## EXERCISE
Put every line of the listing below into a Markdown table with two columns, Row and Listing line. Number the rows in order and skip any blank lines.

## DATA IN THIS EXERCISE
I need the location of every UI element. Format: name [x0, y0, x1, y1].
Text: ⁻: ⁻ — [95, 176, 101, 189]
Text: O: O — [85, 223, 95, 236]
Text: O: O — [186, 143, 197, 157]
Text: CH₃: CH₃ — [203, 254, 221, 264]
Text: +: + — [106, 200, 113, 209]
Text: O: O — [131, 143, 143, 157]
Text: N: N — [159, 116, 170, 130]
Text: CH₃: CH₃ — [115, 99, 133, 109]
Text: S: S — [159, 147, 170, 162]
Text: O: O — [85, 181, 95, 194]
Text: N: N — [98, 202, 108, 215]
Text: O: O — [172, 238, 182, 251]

## SOLUTION TO THE PROBLEM
| Row | Listing line |
|---|---|
| 1 | I need the location of every UI element. Format: name [x0, y0, x1, y1]. |
| 2 | Text: ⁻: ⁻ — [95, 176, 101, 189] |
| 3 | Text: O: O — [85, 223, 95, 236] |
| 4 | Text: O: O — [186, 143, 197, 157] |
| 5 | Text: CH₃: CH₃ — [203, 254, 221, 264] |
| 6 | Text: +: + — [106, 200, 113, 209] |
| 7 | Text: O: O — [131, 143, 143, 157] |
| 8 | Text: N: N — [159, 116, 170, 130] |
| 9 | Text: CH₃: CH₃ — [115, 99, 133, 109] |
| 10 | Text: S: S — [159, 147, 170, 162] |
| 11 | Text: O: O — [85, 181, 95, 194] |
| 12 | Text: N: N — [98, 202, 108, 215] |
| 13 | Text: O: O — [172, 238, 182, 251] |